··· Records shown ···
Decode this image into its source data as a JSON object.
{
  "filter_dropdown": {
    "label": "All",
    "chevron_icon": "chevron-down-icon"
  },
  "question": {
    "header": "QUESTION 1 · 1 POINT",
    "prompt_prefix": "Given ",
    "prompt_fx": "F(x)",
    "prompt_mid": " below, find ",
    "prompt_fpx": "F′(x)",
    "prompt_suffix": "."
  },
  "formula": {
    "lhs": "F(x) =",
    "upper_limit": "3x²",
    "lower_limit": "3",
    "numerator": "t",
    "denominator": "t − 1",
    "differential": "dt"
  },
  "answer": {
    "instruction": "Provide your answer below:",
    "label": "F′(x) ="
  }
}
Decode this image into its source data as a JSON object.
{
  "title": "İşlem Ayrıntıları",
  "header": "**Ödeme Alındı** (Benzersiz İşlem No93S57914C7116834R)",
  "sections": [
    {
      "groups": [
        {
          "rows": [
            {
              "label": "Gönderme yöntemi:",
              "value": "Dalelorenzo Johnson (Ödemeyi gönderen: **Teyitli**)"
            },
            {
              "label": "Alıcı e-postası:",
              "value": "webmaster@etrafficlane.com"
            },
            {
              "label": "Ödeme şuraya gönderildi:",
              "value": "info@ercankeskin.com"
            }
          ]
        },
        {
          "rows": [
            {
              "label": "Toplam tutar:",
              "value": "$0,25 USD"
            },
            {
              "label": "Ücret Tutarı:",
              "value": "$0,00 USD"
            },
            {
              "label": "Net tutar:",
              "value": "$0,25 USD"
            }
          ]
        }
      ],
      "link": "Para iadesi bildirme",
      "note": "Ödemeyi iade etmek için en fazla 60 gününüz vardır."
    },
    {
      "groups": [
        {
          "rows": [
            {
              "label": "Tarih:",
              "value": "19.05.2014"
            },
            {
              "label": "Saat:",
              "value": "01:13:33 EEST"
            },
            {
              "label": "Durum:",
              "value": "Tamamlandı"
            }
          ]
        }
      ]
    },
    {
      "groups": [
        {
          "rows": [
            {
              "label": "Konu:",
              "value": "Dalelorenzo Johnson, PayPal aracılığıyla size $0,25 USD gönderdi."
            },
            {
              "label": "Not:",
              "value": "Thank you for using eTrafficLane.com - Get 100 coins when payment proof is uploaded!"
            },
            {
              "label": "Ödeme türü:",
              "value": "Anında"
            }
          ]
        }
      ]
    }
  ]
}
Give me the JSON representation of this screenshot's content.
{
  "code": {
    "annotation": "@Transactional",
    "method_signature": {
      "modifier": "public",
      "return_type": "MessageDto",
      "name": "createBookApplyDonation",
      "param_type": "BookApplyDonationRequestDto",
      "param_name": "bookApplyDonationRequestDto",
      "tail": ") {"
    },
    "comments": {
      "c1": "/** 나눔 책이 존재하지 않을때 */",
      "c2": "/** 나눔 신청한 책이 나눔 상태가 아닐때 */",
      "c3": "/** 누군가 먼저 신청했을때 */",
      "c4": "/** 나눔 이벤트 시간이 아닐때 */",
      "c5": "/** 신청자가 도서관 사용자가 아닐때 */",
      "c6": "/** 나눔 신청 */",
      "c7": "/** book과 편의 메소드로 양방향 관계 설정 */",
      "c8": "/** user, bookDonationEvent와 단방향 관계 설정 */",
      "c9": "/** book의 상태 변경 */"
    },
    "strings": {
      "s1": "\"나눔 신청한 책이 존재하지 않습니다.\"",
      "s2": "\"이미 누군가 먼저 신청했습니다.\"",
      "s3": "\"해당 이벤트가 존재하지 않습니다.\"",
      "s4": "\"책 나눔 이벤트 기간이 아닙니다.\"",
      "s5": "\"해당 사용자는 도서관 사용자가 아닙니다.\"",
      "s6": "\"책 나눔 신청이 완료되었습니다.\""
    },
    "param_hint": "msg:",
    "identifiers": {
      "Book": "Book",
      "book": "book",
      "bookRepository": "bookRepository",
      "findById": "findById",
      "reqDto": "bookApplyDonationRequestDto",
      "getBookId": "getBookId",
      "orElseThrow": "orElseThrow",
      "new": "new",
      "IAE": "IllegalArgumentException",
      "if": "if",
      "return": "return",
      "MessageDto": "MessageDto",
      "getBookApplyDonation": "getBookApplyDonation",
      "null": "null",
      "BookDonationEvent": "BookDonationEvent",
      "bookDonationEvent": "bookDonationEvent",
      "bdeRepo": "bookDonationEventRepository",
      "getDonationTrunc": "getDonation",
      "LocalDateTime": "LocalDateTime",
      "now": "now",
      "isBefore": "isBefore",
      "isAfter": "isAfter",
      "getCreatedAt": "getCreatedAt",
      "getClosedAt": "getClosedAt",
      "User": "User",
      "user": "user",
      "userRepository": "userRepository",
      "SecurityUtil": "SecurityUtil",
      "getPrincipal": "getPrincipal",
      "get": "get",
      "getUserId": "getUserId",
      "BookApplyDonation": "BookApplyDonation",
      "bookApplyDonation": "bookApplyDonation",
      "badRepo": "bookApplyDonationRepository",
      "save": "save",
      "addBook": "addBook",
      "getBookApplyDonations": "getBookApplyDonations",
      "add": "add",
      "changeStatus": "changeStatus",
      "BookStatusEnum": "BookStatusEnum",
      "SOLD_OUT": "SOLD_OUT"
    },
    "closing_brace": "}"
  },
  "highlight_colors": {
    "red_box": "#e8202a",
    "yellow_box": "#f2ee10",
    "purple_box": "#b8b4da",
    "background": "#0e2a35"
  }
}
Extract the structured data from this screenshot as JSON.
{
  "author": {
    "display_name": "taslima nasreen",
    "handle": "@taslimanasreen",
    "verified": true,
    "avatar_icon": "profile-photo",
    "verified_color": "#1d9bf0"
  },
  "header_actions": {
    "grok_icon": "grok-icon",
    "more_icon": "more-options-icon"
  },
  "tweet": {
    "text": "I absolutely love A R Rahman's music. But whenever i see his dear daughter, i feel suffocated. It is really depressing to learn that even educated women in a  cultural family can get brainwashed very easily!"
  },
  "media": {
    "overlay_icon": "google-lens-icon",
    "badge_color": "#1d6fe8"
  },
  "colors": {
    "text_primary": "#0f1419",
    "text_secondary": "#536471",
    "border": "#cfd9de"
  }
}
···
§ Directions for this task
Count every line of the material above that holds the string "screenshot", then state only the total.

§ Written response
2